### EXTRACT PROVIDED:

▼

During the last ten years of his life, Onuma befriended Peter Mycue (1938-99), a single man who had spent time in Japan during his military service and enjoyed singing musical show tunes from memory. According to Mycue's gay brother Edward, Jiro was clearly in love with Peter even though this love remained unrequited during their many years of friendship and companionship. [10]

Onuma had no other family or relatives in the United States. On June 27, 1990, at age 86, Onuma died alone in his spare studio apartment in a building known as the Lone Star Hotel. Edward Mycue found his body many days after his death. Within hours of this discovery, Onuma's apartment was robbed and stripped of its valuables while his body was still in the room. In his last will and testament, Onuma left half of his modest estate to Peter Mycue and half to Kimochi, a nonprofit caregiving organization primarily serving Japanese American seniors. In 2000, Edward Mycue and his partner Richard Steger gifted Onuma's materials to the GLBT Historical Society. Although Jiro Onuma was not a prominent figure in LGBT or Japanese American communities during his lifetime, the dual legacies that he honors in his last will and testament appear remarkable today amidst the scarcity of queer Japanese American wartime images, stories, and memories.

Authored by Tina Takemoto , California College of the Arts

For More Information

Howard, John. Concentration Camps on the Home Front: Japanese Americans in the House of Jim Crow . Chicago and London: The University of Chicago Press, 2008.

▲

### EXERCISE TASK:
In the Jiro Onuma text, copy the stretch from "Authored by Tina" through "Chicago Press, 2008." again, swapping "For More Information" for "Further Reading". You won't need the lines to do this.

### MATERIAL PROVIDED:
▼

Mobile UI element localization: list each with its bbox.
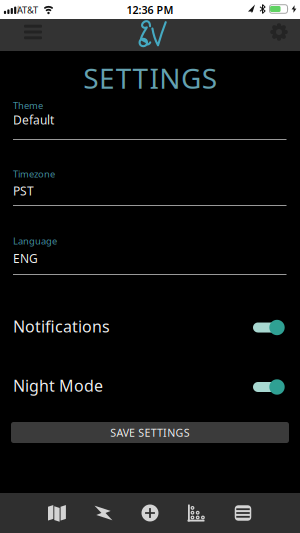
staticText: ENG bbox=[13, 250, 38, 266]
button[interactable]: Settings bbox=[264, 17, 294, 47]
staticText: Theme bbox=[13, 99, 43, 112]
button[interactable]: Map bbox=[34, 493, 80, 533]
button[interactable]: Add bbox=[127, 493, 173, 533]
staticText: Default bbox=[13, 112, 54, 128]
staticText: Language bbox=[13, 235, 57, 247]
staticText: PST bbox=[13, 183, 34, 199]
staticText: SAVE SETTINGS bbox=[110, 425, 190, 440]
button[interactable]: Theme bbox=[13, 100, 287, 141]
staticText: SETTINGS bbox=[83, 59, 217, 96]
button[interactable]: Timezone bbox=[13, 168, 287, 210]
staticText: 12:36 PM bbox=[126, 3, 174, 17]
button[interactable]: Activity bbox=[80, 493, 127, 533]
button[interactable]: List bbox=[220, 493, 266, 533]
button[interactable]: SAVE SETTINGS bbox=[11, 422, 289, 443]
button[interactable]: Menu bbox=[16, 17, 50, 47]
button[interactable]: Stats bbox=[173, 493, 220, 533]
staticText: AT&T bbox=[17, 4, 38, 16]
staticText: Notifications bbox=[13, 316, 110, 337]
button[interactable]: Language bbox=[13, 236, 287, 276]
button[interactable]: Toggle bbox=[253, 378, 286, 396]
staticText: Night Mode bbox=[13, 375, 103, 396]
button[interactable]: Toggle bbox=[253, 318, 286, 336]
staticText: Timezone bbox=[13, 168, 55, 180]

▲
▼

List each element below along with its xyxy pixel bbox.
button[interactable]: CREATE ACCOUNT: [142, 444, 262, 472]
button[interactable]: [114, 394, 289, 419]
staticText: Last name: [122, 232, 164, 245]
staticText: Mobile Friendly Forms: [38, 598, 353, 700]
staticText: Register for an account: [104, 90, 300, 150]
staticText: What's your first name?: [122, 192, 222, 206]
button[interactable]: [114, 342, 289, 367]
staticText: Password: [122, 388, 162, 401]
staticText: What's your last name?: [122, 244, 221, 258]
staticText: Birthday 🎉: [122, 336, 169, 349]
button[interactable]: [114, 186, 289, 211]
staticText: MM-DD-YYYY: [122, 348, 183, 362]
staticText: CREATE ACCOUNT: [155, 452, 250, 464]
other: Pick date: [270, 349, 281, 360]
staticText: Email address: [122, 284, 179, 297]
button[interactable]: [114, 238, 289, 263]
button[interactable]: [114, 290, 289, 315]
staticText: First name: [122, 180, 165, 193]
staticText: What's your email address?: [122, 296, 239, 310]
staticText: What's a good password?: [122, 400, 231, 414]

▲

### OUTPUT OF THE EXERCISE:
Authored by Tina Takemoto , California College of the Arts

Further Reading

Howard, John. Concentration Camps on the Home Front: Japanese Americans in the House of Jim Crow . Chicago and London: The University of Chicago Press, 2008.